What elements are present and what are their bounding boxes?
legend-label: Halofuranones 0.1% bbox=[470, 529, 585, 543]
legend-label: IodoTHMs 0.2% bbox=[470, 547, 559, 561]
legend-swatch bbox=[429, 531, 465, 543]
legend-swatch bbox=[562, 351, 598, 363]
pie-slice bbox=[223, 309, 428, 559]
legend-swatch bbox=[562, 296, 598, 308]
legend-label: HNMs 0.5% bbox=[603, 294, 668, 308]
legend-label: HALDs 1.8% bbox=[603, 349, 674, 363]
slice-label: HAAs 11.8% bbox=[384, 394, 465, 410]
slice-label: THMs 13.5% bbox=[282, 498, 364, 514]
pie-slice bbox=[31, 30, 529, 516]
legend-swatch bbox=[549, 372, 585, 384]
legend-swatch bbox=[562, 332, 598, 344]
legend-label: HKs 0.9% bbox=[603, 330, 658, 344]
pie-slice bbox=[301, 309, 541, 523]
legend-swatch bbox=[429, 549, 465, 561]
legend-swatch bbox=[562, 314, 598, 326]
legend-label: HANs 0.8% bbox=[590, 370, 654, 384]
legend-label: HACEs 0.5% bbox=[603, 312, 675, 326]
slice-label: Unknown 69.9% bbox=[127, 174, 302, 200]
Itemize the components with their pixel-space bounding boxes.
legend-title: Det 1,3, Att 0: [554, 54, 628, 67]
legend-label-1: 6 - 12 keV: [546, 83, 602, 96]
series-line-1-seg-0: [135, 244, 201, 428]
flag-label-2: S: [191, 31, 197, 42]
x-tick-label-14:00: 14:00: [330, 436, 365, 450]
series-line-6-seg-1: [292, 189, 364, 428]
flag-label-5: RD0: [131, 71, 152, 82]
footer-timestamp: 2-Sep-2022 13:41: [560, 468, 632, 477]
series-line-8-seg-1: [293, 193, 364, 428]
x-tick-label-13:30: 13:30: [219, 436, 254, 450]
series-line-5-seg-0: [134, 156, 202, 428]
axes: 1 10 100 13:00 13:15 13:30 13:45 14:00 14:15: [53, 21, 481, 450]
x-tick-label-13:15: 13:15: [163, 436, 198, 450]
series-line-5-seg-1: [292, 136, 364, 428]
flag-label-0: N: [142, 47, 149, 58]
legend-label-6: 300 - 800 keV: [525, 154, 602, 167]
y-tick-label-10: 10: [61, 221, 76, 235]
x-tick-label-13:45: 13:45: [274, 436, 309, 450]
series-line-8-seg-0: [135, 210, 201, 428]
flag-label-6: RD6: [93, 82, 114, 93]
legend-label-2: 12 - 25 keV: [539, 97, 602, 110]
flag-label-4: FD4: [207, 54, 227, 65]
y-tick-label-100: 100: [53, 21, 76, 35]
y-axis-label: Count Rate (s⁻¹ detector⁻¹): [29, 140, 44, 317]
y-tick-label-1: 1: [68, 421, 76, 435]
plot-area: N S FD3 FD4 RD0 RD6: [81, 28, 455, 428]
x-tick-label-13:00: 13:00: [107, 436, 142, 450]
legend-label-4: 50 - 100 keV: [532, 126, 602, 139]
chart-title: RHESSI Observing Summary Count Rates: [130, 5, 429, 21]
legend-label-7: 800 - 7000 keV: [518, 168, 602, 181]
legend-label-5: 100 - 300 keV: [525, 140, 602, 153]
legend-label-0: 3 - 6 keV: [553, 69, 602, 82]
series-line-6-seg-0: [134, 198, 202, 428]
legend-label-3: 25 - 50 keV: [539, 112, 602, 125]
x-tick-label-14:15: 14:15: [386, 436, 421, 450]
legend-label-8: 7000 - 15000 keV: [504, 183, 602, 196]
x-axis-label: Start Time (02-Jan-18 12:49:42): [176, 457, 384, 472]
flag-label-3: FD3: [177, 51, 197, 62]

....

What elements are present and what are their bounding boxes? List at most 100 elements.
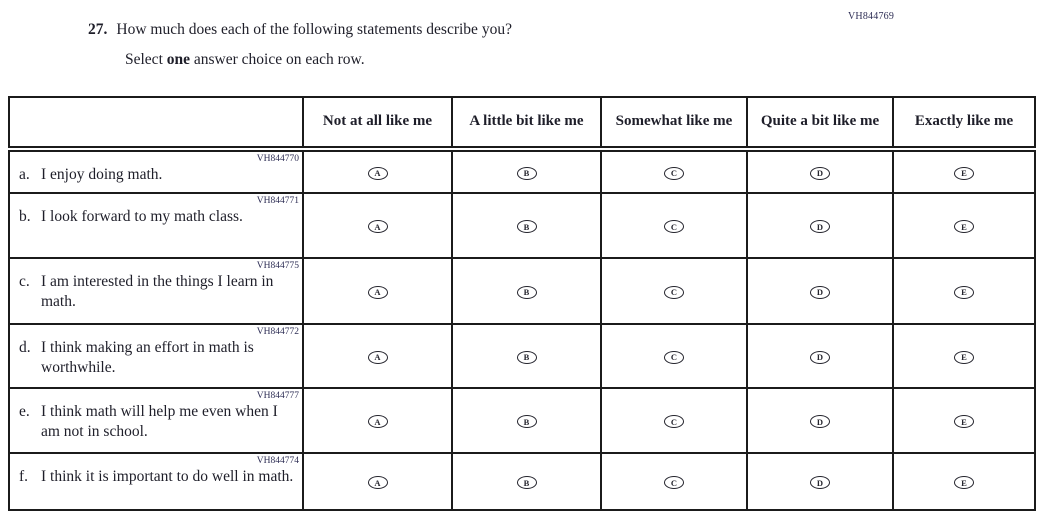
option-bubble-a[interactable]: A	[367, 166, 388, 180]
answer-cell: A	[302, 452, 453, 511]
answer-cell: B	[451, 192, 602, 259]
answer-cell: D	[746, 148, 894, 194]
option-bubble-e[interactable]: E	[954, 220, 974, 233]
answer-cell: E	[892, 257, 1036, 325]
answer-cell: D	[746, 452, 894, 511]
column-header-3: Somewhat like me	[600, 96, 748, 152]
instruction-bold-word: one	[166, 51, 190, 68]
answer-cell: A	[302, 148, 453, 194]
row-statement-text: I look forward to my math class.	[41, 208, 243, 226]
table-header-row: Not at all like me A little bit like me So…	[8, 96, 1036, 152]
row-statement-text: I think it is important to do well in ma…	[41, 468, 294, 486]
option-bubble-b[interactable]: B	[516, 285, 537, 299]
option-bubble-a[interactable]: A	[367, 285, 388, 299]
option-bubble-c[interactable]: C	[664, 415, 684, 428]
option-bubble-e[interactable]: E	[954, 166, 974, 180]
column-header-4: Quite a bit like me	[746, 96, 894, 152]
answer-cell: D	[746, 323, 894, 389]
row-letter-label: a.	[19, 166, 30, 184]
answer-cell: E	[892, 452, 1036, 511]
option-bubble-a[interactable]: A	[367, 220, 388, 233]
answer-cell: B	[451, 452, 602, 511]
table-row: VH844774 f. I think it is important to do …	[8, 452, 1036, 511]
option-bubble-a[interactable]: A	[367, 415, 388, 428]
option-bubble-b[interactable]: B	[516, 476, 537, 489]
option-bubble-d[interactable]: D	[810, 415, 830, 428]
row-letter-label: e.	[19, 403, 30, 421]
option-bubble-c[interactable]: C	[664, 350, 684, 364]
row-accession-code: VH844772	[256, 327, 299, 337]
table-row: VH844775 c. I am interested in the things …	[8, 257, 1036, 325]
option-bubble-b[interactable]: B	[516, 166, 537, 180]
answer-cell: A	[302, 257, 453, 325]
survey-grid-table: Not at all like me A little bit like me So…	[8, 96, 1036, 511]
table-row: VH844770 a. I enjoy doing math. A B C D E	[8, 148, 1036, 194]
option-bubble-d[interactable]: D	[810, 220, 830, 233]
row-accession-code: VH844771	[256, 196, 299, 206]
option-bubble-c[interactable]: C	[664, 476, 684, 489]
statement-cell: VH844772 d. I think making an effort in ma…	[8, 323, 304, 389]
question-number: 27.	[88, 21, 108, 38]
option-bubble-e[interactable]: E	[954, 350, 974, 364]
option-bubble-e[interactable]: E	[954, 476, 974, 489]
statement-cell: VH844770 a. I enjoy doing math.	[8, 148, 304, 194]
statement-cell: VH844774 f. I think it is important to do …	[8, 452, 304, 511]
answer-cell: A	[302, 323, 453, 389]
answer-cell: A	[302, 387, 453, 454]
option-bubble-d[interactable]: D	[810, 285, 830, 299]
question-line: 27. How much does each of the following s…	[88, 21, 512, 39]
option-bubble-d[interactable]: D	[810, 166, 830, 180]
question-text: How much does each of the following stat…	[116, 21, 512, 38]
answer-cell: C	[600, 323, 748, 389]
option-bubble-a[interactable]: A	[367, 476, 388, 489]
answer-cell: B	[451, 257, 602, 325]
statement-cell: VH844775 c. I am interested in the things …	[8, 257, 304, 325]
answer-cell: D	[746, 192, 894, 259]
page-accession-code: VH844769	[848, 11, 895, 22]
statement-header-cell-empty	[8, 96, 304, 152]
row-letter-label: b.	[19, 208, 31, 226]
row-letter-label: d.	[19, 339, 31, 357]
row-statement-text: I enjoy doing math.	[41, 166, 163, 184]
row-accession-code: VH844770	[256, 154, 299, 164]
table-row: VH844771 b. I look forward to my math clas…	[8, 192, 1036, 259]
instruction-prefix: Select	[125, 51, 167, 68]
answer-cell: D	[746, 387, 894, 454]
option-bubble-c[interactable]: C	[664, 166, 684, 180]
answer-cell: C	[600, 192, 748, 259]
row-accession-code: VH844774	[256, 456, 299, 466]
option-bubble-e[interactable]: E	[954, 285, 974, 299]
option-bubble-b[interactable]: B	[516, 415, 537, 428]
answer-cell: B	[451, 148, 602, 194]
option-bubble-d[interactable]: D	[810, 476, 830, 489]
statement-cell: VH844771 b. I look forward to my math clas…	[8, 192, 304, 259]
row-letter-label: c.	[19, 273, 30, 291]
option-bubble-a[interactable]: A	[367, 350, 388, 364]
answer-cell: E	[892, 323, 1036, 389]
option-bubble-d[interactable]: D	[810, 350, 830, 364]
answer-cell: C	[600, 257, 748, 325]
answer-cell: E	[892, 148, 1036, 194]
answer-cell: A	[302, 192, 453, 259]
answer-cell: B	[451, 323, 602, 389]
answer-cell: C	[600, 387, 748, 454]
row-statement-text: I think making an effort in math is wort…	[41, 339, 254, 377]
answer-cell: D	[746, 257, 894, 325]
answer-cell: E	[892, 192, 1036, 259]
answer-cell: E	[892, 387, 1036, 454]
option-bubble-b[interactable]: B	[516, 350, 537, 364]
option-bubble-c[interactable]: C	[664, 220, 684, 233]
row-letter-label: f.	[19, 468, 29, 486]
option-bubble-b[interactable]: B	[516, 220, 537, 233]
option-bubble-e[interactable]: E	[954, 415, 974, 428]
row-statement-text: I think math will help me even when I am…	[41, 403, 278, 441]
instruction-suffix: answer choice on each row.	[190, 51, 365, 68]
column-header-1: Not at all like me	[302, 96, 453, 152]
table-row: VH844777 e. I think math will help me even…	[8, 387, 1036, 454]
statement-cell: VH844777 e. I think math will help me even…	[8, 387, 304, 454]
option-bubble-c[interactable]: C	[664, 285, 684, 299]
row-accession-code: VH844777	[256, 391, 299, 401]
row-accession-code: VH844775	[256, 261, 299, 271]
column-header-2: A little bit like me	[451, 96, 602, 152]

....

Could you render the entries as a numbered list, beginning with the line containing "166, 388, 180]" and continuing through the line containing "statement-cell: VH844774 f.", both lines included and any blank lines dropped?

1. option-bubble-a[interactable]: A	[367, 166, 388, 180]
2. answer-cell: A	[302, 452, 453, 511]
3. answer-cell: B	[451, 192, 602, 259]
4. answer-cell: D	[746, 148, 894, 194]
5. option-bubble-e[interactable]: E	[954, 220, 974, 233]
6. answer-cell: E	[892, 257, 1036, 325]
7. answer-cell: D	[746, 452, 894, 511]
8. column-header-3: Somewhat like me	[600, 96, 748, 152]
9. instruction-bold-word: one	[166, 51, 190, 68]
10. answer-cell: A	[302, 148, 453, 194]
11. row-statement-text: I look forward to my math class.	[41, 208, 243, 226]
12. table-header-row: Not at all like me A little bit like me So…	[8, 96, 1036, 152]
13. row-statement-text: I think it is important to do well in ma…	[41, 468, 294, 486]
14. option-bubble-b[interactable]: B	[516, 285, 537, 299]
15. option-bubble-a[interactable]: A	[367, 285, 388, 299]
16. option-bubble-c[interactable]: C	[664, 415, 684, 428]
17. option-bubble-e[interactable]: E	[954, 166, 974, 180]
18. column-header-4: Quite a bit like me	[746, 96, 894, 152]
19. answer-cell: D	[746, 323, 894, 389]
20. row-letter-label: a.	[19, 166, 30, 184]
21. answer-cell: E	[892, 452, 1036, 511]
22. option-bubble-a[interactable]: A	[367, 220, 388, 233]
23. answer-cell: B	[451, 452, 602, 511]
24. table-row: VH844774 f. I think it is important to do …	[8, 452, 1036, 511]
25. option-bubble-a[interactable]: A	[367, 415, 388, 428]
26. option-bubble-b[interactable]: B	[516, 476, 537, 489]
27. option-bubble-d[interactable]: D	[810, 415, 830, 428]
28. row-letter-label: e.	[19, 403, 30, 421]
29. option-bubble-c[interactable]: C	[664, 350, 684, 364]
30. row-accession-code: VH844772	[256, 327, 299, 337]
31. table-row: VH844775 c. I am interested in the things …	[8, 257, 1036, 325]
32. option-bubble-b[interactable]: B	[516, 166, 537, 180]
33. answer-cell: A	[302, 257, 453, 325]
34. survey-grid-table: Not at all like me A little bit like me So…	[8, 96, 1036, 511]
35. table-row: VH844770 a. I enjoy doing math. A B C D E	[8, 148, 1036, 194]
36. option-bubble-d[interactable]: D	[810, 220, 830, 233]
37. row-accession-code: VH844771	[256, 196, 299, 206]
38. option-bubble-c[interactable]: C	[664, 476, 684, 489]
39. statement-cell: VH844772 d. I think making an effort in ma…	[8, 323, 304, 389]
40. question-number: 27.	[88, 21, 108, 38]
41. option-bubble-e[interactable]: E	[954, 350, 974, 364]
42. option-bubble-e[interactable]: E	[954, 476, 974, 489]
43. statement-cell: VH844770 a. I enjoy doing math.	[8, 148, 304, 194]
44. statement-cell: VH844774 f. I think it is important to do …	[8, 452, 304, 511]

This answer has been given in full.